• STATED PROBLEM
Show every line where "storage" occurs.

• INFORMATION SHOWN
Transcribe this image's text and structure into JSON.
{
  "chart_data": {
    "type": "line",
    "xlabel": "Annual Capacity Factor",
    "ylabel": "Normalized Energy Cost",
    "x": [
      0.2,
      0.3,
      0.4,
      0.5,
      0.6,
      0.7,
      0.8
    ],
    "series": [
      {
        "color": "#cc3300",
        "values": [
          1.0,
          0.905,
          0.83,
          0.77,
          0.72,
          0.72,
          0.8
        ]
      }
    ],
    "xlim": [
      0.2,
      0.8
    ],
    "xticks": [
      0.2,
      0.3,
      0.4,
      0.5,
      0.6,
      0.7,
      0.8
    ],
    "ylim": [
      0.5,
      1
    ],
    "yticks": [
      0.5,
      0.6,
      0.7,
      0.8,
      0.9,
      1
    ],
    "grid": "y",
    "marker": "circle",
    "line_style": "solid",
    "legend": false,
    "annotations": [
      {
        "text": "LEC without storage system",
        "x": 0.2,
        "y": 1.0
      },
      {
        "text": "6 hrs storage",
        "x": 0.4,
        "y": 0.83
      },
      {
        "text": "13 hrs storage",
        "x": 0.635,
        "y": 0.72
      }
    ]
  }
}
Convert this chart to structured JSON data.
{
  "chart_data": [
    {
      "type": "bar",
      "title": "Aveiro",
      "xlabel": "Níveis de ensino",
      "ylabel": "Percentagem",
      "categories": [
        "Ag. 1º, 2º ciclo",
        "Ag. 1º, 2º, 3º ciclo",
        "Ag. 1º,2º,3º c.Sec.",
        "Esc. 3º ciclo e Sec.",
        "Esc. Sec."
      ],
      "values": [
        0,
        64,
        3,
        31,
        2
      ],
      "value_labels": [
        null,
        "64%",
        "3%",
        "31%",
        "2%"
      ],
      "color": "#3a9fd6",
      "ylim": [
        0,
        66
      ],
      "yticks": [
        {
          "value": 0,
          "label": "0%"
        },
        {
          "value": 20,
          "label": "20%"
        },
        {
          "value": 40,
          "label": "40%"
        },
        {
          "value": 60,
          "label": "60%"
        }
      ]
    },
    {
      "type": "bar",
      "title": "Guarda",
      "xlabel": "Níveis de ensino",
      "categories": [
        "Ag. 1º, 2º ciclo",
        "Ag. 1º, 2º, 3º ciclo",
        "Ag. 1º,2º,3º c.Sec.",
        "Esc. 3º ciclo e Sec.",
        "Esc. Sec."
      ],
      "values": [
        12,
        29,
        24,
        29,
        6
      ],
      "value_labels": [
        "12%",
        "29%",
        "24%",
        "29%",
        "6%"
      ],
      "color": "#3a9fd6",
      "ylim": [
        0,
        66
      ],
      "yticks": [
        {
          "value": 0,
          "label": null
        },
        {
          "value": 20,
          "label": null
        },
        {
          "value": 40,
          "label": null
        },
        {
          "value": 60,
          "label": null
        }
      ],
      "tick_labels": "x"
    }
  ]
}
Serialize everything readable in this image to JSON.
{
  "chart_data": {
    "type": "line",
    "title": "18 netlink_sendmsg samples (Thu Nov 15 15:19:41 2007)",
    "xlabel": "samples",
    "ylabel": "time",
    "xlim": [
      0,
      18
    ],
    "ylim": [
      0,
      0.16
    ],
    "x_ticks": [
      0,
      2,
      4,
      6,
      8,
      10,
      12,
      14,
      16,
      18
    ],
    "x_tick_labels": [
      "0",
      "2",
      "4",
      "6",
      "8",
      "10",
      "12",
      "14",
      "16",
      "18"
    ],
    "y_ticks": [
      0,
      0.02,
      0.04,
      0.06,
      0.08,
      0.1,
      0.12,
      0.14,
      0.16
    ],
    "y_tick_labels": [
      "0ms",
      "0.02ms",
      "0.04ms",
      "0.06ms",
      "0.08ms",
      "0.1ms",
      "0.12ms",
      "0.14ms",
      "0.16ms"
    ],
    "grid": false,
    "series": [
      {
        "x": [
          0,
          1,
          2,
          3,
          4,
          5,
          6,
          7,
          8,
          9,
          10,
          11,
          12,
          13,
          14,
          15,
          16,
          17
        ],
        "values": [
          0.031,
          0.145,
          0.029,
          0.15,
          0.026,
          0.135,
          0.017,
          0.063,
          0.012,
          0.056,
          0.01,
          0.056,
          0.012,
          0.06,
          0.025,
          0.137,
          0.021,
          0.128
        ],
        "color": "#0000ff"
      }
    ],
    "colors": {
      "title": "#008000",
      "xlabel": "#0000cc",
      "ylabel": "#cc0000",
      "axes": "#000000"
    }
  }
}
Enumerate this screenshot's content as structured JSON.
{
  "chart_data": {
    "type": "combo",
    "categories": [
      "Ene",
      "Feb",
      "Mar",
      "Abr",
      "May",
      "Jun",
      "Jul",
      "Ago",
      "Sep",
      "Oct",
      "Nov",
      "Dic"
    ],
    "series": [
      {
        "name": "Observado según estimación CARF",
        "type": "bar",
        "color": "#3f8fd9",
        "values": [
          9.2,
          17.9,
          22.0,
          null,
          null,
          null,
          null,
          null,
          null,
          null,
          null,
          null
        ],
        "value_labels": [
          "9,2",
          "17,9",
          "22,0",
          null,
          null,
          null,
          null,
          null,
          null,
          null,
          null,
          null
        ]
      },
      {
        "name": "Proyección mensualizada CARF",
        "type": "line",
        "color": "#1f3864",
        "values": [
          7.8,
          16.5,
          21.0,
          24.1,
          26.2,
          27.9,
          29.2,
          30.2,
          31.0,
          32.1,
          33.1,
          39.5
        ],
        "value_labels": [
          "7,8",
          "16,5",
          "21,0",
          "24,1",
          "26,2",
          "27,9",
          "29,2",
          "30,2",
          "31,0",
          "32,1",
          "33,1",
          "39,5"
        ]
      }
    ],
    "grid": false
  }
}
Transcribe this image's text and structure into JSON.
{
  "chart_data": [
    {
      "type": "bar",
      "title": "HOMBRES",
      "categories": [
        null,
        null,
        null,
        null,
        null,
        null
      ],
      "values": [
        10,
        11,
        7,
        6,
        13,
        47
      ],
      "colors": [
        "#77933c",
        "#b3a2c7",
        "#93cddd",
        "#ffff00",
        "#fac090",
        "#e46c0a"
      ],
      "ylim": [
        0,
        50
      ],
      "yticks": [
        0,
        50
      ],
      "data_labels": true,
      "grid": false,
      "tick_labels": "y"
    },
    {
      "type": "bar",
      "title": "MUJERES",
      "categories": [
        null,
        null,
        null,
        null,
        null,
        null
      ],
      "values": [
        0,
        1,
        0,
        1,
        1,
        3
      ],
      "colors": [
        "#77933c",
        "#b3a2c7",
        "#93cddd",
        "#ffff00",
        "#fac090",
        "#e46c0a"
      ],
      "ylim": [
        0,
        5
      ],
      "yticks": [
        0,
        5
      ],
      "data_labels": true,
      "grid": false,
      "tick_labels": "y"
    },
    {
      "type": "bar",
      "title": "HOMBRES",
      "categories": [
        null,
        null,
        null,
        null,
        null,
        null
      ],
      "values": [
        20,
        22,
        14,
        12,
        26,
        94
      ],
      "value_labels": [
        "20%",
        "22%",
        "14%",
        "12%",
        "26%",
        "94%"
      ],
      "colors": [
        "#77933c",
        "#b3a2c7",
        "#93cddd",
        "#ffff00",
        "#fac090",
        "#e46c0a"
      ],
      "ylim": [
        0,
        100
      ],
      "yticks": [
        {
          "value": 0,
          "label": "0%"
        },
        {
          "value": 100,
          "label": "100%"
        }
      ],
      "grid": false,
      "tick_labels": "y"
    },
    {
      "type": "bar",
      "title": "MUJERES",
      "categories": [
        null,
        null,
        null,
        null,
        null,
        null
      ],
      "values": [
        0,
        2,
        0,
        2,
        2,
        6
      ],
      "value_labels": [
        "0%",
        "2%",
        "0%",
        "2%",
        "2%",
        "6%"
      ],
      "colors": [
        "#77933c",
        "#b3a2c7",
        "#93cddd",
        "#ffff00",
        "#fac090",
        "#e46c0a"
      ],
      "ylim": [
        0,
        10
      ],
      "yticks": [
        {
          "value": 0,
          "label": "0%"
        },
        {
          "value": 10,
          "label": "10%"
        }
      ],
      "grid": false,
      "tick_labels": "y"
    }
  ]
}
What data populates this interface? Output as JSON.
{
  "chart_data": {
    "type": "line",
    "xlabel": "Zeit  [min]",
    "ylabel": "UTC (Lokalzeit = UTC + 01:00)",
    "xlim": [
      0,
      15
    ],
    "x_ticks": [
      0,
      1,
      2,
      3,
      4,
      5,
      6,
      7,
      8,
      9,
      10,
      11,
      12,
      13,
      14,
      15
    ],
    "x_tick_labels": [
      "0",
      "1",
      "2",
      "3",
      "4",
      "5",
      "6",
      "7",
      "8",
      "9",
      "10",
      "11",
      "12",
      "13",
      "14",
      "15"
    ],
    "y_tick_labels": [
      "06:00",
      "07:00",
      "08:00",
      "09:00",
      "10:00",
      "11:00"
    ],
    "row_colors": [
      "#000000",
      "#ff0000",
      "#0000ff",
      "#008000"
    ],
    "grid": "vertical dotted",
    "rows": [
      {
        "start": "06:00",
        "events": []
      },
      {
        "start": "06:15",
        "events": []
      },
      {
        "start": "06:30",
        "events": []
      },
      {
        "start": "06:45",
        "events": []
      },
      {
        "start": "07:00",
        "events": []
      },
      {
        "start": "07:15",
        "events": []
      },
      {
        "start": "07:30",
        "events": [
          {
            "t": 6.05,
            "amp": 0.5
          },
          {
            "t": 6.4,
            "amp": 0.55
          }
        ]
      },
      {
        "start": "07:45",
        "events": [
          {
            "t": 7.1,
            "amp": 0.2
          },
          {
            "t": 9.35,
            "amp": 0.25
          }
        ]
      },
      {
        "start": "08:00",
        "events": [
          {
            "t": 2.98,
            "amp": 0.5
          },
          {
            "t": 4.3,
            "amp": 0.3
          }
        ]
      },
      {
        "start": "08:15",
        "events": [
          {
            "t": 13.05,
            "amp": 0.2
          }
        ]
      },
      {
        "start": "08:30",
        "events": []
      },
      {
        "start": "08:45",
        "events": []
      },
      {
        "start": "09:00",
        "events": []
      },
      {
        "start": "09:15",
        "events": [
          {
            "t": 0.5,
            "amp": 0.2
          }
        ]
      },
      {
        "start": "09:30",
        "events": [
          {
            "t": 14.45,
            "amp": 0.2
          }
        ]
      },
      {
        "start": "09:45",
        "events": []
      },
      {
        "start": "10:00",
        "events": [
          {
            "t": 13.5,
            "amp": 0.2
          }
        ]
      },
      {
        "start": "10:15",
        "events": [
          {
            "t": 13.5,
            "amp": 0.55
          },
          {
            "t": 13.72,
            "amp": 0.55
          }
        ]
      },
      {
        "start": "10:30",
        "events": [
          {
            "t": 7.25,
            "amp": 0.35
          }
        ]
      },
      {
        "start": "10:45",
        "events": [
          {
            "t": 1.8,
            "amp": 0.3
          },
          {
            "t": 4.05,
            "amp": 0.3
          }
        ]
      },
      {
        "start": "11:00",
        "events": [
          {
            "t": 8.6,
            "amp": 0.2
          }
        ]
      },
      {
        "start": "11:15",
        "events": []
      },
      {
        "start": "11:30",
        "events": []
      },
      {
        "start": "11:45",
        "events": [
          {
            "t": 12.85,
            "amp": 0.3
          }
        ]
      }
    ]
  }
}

• RESPONSE TO THE EXERCISE
        "text": "LEC without storage system",
        "text": "6 hrs storage",
        "text": "13 hrs storage",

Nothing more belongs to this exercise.